▸ WORK REQUIRED: Each entry below is to be extracted exactly.

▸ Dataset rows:
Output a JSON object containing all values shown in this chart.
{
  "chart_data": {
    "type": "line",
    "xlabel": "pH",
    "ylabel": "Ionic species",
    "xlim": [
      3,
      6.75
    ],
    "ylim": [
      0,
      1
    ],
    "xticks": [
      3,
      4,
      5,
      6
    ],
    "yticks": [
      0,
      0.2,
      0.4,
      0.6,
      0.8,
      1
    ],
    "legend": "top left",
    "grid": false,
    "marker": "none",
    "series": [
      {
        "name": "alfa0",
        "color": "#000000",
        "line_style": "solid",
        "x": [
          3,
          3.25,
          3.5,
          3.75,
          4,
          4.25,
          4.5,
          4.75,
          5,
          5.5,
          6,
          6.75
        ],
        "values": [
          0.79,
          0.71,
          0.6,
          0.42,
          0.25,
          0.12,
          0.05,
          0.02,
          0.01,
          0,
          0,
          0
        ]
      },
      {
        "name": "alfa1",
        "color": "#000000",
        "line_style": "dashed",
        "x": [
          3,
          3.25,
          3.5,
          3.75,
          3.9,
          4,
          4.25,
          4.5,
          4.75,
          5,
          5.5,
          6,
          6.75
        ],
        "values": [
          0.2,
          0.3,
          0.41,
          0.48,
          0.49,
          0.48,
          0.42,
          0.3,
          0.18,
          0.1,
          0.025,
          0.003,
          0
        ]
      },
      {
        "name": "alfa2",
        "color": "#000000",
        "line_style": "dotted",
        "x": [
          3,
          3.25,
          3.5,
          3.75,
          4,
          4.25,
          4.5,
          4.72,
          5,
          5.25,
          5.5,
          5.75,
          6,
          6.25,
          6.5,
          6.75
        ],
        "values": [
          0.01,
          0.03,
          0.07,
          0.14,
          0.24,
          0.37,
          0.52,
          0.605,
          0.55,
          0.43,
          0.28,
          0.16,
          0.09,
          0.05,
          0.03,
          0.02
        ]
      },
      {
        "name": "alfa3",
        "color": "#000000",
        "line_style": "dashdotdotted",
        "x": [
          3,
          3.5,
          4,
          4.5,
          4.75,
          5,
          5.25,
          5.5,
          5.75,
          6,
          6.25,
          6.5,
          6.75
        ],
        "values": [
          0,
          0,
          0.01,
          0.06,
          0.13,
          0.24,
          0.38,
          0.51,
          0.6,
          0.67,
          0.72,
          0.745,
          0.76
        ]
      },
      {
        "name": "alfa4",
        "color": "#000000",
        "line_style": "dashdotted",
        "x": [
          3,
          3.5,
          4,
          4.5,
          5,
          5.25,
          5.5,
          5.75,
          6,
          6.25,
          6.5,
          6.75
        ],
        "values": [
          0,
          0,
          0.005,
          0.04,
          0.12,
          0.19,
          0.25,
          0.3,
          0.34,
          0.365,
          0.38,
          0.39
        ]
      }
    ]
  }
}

▸ THE OUTPUT:
Output a JSON object containing all values shown in this chart.
{
  "chart_data": {
    "type": "line",
    "xlabel": "pH",
    "ylabel": "Ionic species",
    "xlim": [
      3,
      6.75
    ],
    "ylim": [
      0,
      1
    ],
    "xticks": [
      3,
      4,
      5,
      6
    ],
    "yticks": [
      0,
      0.2,
      0.4,
      0.6,
      0.8,
      1
    ],
    "legend": "top left",
    "grid": false,
    "marker": "none",
    "series": [
      {
        "name": "alfa0",
        "color": "#000000",
        "line_style": "solid",
        "x": [
          3,
          3.25,
          3.5,
          3.75,
          4,
          4.25,
          4.5,
          4.75,
          5,
          5.5,
          6,
          6.75
        ],
        "values": [
          0.79,
          0.71,
          0.6,
          0.42,
          0.25,
          0.12,
          0.05,
          0.02,
          0.01,
          0,
          0,
          0
        ]
      },
      {
        "name": "alfa1",
        "color": "#000000",
        "line_style": "dashed",
        "x": [
          3,
          3.25,
          3.5,
          3.75,
          3.9,
          4,
          4.25,
          4.5,
          4.75,
          5,
          5.5,
          6,
          6.75
        ],
        "values": [
          0.2,
          0.3,
          0.41,
          0.48,
          0.49,
          0.48,
          0.42,
          0.3,
          0.18,
          0.1,
          0.025,
          0.003,
          0
        ]
      },
      {
        "name": "alfa2",
        "color": "#000000",
        "line_style": "dotted",
        "x": [
          3,
          3.25,
          3.5,
          3.75,
          4,
          4.25,
          4.5,
          4.72,
          5,
          5.25,
          5.5,
          5.75,
          6,
          6.25,
          6.5,
          6.75
        ],
        "values": [
          0.01,
          0.03,
          0.07,
          0.14,
          0.24,
          0.37,
          0.52,
          0.605,
          0.55,
          0.43,
          0.28,
          0.16,
          0.09,
          0.05,
          0.03,
          0.02
        ]
      },
      {
        "name": "alfa3",
        "color": "#000000",
        "line_style": "dashdotdotted",
        "x": [
          3,
          3.5,
          4,
          4.5,
          4.75,
          5,
          5.25,
          5.5,
          5.75,
          6,
          6.25,
          6.5,
          6.75
        ],
        "values": [
          0,
          0,
          0.01,
          0.06,
          0.13,
          0.24,
          0.38,
          0.51,
          0.6,
          0.67,
          0.72,
          0.745,
          0.76
        ]
      },
      {
        "name": "alfa4",
        "color": "#000000",
        "line_style": "dashdotted",
        "x": [
          3,
          3.5,
          4,
          4.5,
          5,
          5.25,
          5.5,
          5.75,
          6,
          6.25,
          6.5,
          6.75
        ],
        "values": [
          0,
          0,
          0.005,
          0.04,
          0.12,
          0.19,
          0.25,
          0.3,
          0.34,
          0.365,
          0.38,
          0.39
        ]
      }
    ]
  }
}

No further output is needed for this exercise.